EXERCISE DETAILS: Review the lines that follow and copy each one that contains the word "NAREIT".

STORED DATA:
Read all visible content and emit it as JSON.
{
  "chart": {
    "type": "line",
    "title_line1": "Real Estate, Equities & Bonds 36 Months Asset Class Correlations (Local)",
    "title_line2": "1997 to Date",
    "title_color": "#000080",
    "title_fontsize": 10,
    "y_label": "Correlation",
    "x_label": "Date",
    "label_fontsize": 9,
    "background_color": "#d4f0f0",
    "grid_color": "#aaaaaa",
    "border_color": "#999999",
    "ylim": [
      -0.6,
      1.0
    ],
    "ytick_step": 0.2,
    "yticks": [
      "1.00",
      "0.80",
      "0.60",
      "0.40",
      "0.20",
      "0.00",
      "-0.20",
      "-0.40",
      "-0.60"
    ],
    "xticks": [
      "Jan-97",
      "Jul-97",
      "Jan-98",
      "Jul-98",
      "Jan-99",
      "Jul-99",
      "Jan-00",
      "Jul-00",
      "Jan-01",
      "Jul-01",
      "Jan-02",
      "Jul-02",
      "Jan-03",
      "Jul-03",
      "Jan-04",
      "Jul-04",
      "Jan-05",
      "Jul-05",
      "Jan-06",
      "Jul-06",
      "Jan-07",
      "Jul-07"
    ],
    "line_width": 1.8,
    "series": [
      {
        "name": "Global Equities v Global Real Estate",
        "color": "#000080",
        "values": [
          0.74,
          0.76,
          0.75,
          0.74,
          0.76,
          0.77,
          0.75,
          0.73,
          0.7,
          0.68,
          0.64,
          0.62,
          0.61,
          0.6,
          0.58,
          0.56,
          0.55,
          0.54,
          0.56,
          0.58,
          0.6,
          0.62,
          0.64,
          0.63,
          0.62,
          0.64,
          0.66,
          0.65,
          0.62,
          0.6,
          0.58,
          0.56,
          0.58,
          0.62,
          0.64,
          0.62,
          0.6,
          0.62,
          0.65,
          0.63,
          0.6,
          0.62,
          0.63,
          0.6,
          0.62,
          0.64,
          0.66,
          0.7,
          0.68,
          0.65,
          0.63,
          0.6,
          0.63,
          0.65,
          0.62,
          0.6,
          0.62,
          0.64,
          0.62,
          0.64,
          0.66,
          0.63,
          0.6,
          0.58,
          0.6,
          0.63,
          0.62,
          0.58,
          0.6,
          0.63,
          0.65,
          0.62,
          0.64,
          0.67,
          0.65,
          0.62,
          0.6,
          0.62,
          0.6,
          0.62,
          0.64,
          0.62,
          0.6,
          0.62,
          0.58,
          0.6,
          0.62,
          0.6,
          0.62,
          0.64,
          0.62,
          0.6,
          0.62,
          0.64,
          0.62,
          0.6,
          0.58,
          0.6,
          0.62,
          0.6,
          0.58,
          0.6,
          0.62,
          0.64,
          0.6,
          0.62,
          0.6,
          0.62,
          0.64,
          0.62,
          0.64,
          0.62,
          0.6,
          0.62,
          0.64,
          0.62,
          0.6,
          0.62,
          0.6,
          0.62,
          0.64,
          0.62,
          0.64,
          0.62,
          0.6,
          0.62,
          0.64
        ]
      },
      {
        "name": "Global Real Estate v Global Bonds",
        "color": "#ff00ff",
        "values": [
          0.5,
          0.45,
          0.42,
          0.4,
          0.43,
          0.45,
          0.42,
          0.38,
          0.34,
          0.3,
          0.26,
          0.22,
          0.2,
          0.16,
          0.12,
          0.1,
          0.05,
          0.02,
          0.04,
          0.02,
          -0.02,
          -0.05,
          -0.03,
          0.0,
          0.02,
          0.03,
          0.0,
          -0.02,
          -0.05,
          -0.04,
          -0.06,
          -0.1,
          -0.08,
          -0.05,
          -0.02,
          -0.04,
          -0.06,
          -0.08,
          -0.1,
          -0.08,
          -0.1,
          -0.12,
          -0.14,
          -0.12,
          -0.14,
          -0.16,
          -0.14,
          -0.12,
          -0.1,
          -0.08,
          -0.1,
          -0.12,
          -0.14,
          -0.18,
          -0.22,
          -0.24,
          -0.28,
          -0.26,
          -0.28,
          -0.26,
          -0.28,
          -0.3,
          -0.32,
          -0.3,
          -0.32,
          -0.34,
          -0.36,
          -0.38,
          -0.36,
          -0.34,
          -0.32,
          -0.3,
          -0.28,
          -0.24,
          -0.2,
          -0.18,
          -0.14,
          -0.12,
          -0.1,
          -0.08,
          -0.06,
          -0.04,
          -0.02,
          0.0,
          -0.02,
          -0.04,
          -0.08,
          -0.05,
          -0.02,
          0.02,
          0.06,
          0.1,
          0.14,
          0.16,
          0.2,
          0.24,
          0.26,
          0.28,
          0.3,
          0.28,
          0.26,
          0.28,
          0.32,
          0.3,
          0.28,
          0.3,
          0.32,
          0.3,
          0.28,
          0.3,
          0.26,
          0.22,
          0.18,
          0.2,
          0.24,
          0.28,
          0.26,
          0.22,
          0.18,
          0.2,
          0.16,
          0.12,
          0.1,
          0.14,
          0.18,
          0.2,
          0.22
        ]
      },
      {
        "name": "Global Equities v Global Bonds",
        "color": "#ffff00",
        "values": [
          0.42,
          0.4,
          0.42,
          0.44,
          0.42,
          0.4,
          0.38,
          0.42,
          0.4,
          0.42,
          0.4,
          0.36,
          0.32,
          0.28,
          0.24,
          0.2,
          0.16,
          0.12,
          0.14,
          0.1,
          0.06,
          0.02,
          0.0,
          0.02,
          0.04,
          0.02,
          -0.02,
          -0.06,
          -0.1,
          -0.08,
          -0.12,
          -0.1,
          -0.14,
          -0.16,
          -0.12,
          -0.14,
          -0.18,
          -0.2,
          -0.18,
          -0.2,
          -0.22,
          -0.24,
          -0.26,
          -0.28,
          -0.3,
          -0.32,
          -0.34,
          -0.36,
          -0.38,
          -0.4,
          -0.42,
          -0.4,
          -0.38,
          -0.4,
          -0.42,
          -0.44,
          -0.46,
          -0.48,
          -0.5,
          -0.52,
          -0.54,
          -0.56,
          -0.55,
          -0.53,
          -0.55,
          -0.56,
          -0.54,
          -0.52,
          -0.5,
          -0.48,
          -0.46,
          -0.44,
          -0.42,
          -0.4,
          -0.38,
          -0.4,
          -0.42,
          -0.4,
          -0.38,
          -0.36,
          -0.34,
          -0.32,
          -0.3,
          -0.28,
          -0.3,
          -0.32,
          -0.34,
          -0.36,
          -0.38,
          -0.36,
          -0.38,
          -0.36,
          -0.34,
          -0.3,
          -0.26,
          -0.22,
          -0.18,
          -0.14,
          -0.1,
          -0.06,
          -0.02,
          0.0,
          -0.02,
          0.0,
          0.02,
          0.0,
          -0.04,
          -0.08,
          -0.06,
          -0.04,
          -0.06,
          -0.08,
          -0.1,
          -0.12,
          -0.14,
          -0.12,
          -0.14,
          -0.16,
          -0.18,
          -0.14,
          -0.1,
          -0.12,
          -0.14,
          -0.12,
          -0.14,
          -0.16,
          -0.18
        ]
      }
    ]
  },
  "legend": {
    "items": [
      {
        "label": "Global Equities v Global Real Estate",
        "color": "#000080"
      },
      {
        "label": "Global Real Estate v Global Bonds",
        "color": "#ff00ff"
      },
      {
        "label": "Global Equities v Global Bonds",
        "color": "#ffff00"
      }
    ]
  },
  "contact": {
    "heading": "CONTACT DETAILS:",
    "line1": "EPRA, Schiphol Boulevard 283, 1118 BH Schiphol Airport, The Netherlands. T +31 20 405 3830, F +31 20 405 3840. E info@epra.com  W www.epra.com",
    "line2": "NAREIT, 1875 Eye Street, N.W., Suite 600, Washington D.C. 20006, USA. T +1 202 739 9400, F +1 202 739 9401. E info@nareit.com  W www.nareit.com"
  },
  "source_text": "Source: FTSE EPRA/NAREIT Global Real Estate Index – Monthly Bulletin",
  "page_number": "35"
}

REPLY:
    "line2": "NAREIT, 1875 Eye Street, N.W., Suite 600, Washington D.C. 20006, USA. T +1 202 739 9400, F +1 202 739 9401. E info@nareit.com  W www.nareit.com"
  "source_text": "Source: FTSE EPRA/NAREIT Global Real Estate Index – Monthly Bulletin",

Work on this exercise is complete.